>> begin

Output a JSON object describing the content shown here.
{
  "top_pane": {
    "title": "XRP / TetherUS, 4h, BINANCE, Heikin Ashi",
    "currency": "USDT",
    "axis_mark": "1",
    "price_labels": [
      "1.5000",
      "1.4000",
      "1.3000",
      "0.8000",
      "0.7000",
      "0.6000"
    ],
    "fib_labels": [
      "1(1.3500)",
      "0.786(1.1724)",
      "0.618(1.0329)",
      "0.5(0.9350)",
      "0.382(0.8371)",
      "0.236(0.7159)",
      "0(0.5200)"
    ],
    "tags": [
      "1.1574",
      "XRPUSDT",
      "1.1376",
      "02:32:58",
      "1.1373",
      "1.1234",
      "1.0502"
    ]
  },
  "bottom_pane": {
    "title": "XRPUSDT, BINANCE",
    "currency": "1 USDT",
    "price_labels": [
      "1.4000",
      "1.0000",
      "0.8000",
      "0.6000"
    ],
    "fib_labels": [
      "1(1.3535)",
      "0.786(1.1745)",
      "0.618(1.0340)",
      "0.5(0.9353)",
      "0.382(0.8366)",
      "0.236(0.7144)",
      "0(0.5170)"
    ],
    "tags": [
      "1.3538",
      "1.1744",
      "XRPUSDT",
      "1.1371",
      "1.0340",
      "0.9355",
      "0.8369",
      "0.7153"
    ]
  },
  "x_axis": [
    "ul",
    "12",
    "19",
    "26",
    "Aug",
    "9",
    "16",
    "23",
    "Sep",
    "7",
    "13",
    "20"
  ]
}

>> end

Scan the listing above for the word "title" and show each line where it is found.

    "title": "XRP / TetherUS, 4h, BINANCE, Heikin Ashi",
    "title": "XRPUSDT, BINANCE",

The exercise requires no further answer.